Ausgangstext
►

# Westaustralien 2013



## flupp (18. Januar 2013)

Hallo Leute,
in gut zwei Wochen bin ich ich unterwegs auf einer Tour von  Perth nach Exmouth und zurück.
Da ich meine Frau auch schon überzeugt habe das es sinnvoll ist Fisch zum Dinner selber zu fangen (war nicht einfach)ist eine Spro 100 bis 200 Gramm und Penn Slammer 560 dabei. Damit mal einen KuKö zu ziehen oder einen Naturköder abzulegen wäre mein Plan.
Jetzt meine Frage: Brauche ich in WA irgendwelche Lizenzen oder ist im Meer das Angeln frei? Muß ich sonst noch was beachten ?
Für alle Tipps wäre ich. sehr dankbar.

Petri Heil
Flupp


----------



## blackmarlin.au (19. Januar 2013)

◄

Aufgabenstellung
Gib den obigen Text zum Angeln in Westaustralien vollständig und zeichengetreu wieder.

Zeilenauszüge
►

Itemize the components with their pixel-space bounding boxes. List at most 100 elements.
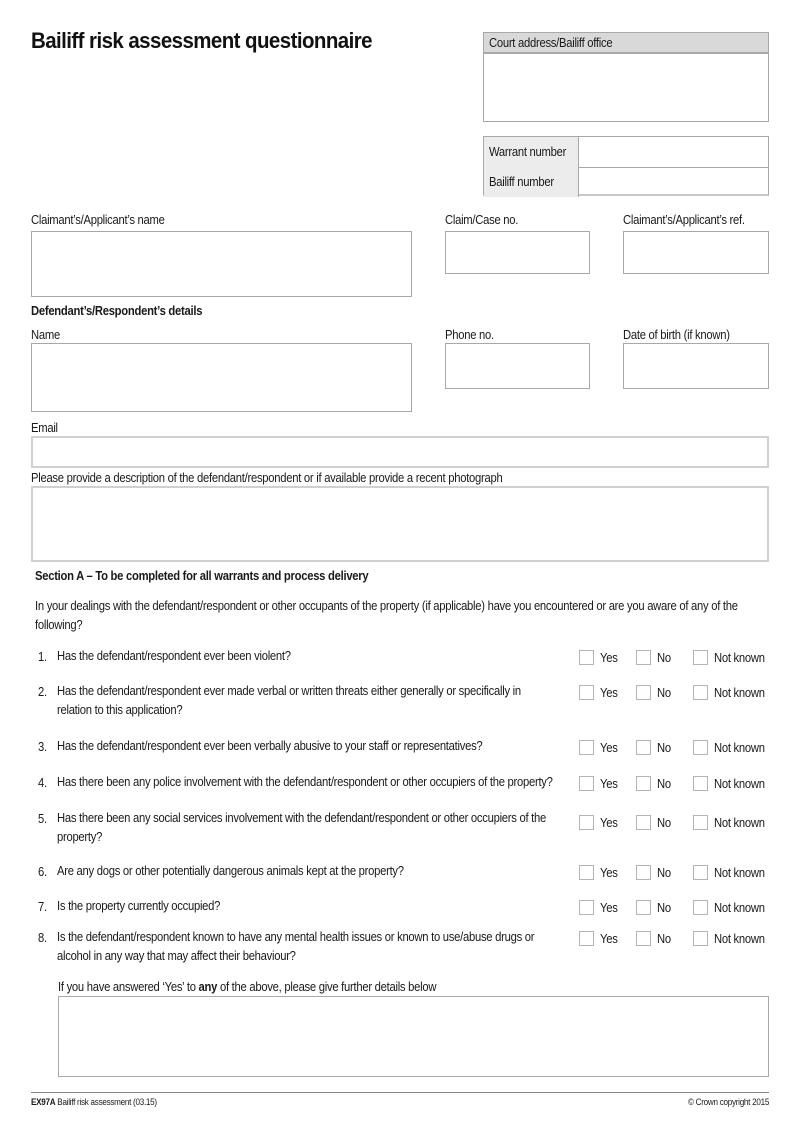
checkbox-not-known[interactable]	[693, 776, 708, 791]
claim-case-no-field[interactable]	[445, 231, 590, 274]
warrant-number-label-cell: Warrant number	[484, 137, 579, 167]
checkbox-not-known[interactable]	[693, 900, 708, 915]
claimant-ref-field[interactable]	[623, 231, 769, 274]
checkbox-not-known[interactable]	[693, 740, 708, 755]
question-number: 2.	[38, 685, 47, 699]
checkbox-no[interactable]	[636, 931, 651, 946]
checkbox-label-yes: Yes	[600, 651, 618, 665]
checkbox-no[interactable]	[636, 900, 651, 915]
page-title: Bailiff risk assessment questionnaire	[31, 28, 373, 53]
checkbox-yes[interactable]	[579, 740, 594, 755]
section-a-heading: Section A – To be completed for all warr…	[35, 569, 369, 583]
checkbox-no[interactable]	[636, 740, 651, 755]
checkbox-not-known[interactable]	[693, 685, 708, 700]
further-details-emphasis: any	[198, 980, 218, 994]
checkbox-label-no: No	[657, 866, 671, 880]
dob-label: Date of birth (if known)	[623, 328, 730, 342]
description-field[interactable]	[31, 486, 769, 562]
question-number: 5.	[38, 812, 47, 826]
further-details-suffix: of the above, please give further detail…	[217, 980, 437, 994]
checkbox-no[interactable]	[636, 865, 651, 880]
checkbox-label-yes: Yes	[600, 932, 618, 946]
checkbox-label-not-known: Not known	[714, 901, 765, 915]
checkbox-label-yes: Yes	[600, 866, 618, 880]
phone-no-field[interactable]	[445, 343, 590, 389]
question-text: Are any dogs or other potentially danger…	[57, 864, 404, 878]
description-label: Please provide a description of the defe…	[31, 471, 503, 485]
checkbox-not-known[interactable]	[693, 865, 708, 880]
further-details-label: If you have answered ‘Yes’ to any of the…	[58, 980, 436, 994]
checkbox-label-yes: Yes	[600, 777, 618, 791]
warrant-number-row: Warrant number	[484, 137, 768, 168]
question-text: Has the defendant/respondent ever been v…	[57, 739, 483, 753]
further-details-prefix: If you have answered ‘Yes’ to	[58, 980, 199, 994]
checkbox-label-no: No	[657, 777, 671, 791]
checkbox-no[interactable]	[636, 685, 651, 700]
claimant-name-label: Claimant’s/Applicant’s name	[31, 213, 165, 227]
court-address-header: Court address/Bailiff office	[483, 32, 769, 54]
checkbox-yes[interactable]	[579, 900, 594, 915]
claim-case-no-label: Claim/Case no.	[445, 213, 519, 227]
checkbox-label-not-known: Not known	[714, 777, 765, 791]
question-text: Has there been any police involvement wi…	[57, 775, 553, 789]
email-label: Email	[31, 421, 58, 435]
checkbox-label-not-known: Not known	[714, 932, 765, 946]
checkbox-label-not-known: Not known	[714, 651, 765, 665]
bailiff-number-label-cell: Bailiff number	[484, 167, 579, 197]
question-text: Is the defendant/respondent known to hav…	[57, 930, 535, 963]
checkbox-label-no: No	[657, 686, 671, 700]
checkbox-not-known[interactable]	[693, 650, 708, 665]
checkbox-yes[interactable]	[579, 650, 594, 665]
email-field[interactable]	[31, 436, 769, 468]
bailiff-number-row: Bailiff number	[484, 167, 768, 197]
checkbox-label-yes: Yes	[600, 901, 618, 915]
bailiff-number-field[interactable]	[579, 167, 768, 197]
footer-copyright: © Crown copyright 2015	[688, 1097, 770, 1107]
defendant-name-label: Name	[31, 328, 60, 342]
checkbox-yes[interactable]	[579, 685, 594, 700]
question-text: Has there been any social services invol…	[57, 811, 547, 844]
checkbox-yes[interactable]	[579, 931, 594, 946]
checkbox-no[interactable]	[636, 650, 651, 665]
checkbox-label-no: No	[657, 932, 671, 946]
checkbox-label-no: No	[657, 651, 671, 665]
checkbox-yes[interactable]	[579, 815, 594, 830]
checkbox-label-not-known: Not known	[714, 816, 765, 830]
checkbox-not-known[interactable]	[693, 931, 708, 946]
warrant-number-field[interactable]	[579, 137, 768, 167]
question-number: 8.	[38, 931, 47, 945]
question-text: Is the property currently occupied?	[57, 899, 221, 913]
checkbox-label-yes: Yes	[600, 816, 618, 830]
question-text: Has the defendant/respondent ever been v…	[57, 649, 291, 663]
warrant-number-label: Warrant number	[489, 145, 567, 159]
checkbox-label-yes: Yes	[600, 686, 618, 700]
footer-form-id: EX97A Bailiff risk assessment (03.15)	[31, 1097, 157, 1107]
checkbox-no[interactable]	[636, 776, 651, 791]
dob-field[interactable]	[623, 343, 769, 389]
footer-form-code: EX97A	[31, 1097, 56, 1107]
further-details-field[interactable]	[58, 996, 769, 1077]
question-number: 1.	[38, 650, 47, 664]
checkbox-label-no: No	[657, 816, 671, 830]
bailiff-number-label: Bailiff number	[489, 175, 554, 189]
question-text: Has the defendant/respondent ever made v…	[57, 684, 521, 717]
warrant-table: Warrant number Bailiff number	[483, 136, 769, 197]
checkbox-label-no: No	[657, 901, 671, 915]
checkbox-not-known[interactable]	[693, 815, 708, 830]
checkbox-label-no: No	[657, 741, 671, 755]
phone-no-label: Phone no.	[445, 328, 494, 342]
question-number: 7.	[38, 900, 47, 914]
question-number: 6.	[38, 865, 47, 879]
claimant-ref-label: Claimant’s/Applicant’s ref.	[623, 213, 745, 227]
footer-divider	[31, 1092, 769, 1093]
checkbox-yes[interactable]	[579, 776, 594, 791]
section-a-intro: In your dealings with the defendant/resp…	[35, 599, 738, 632]
claimant-name-field[interactable]	[31, 231, 412, 297]
checkbox-label-not-known: Not known	[714, 741, 765, 755]
defendant-name-field[interactable]	[31, 343, 412, 412]
question-number: 3.	[38, 740, 47, 754]
court-address-field[interactable]	[483, 53, 769, 122]
checkbox-label-not-known: Not known	[714, 686, 765, 700]
checkbox-yes[interactable]	[579, 865, 594, 880]
checkbox-no[interactable]	[636, 815, 651, 830]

◄

Korrekte Ausgabe
# Westaustralien 2013



## flupp (18. Januar 2013)

Hallo Leute,
in gut zwei Wochen bin ich ich unterwegs auf einer Tour von  Perth nach Exmouth und zurück.
Da ich meine Frau auch schon überzeugt habe das es sinnvoll ist Fisch zum Dinner selber zu fangen (war nicht einfach)ist eine Spro 100 bis 200 Gramm und Penn Slammer 560 dabei. Damit mal einen KuKö zu ziehen oder einen Naturköder abzulegen wäre mein Plan.
Jetzt meine Frage: Brauche ich in WA irgendwelche Lizenzen oder ist im Meer das Angeln frei? Muß ich sonst noch was beachten ?
Für alle Tipps wäre ich. sehr dankbar.

Petri Heil
Flupp


----------



## blackmarlin.au (19. Januar 2013)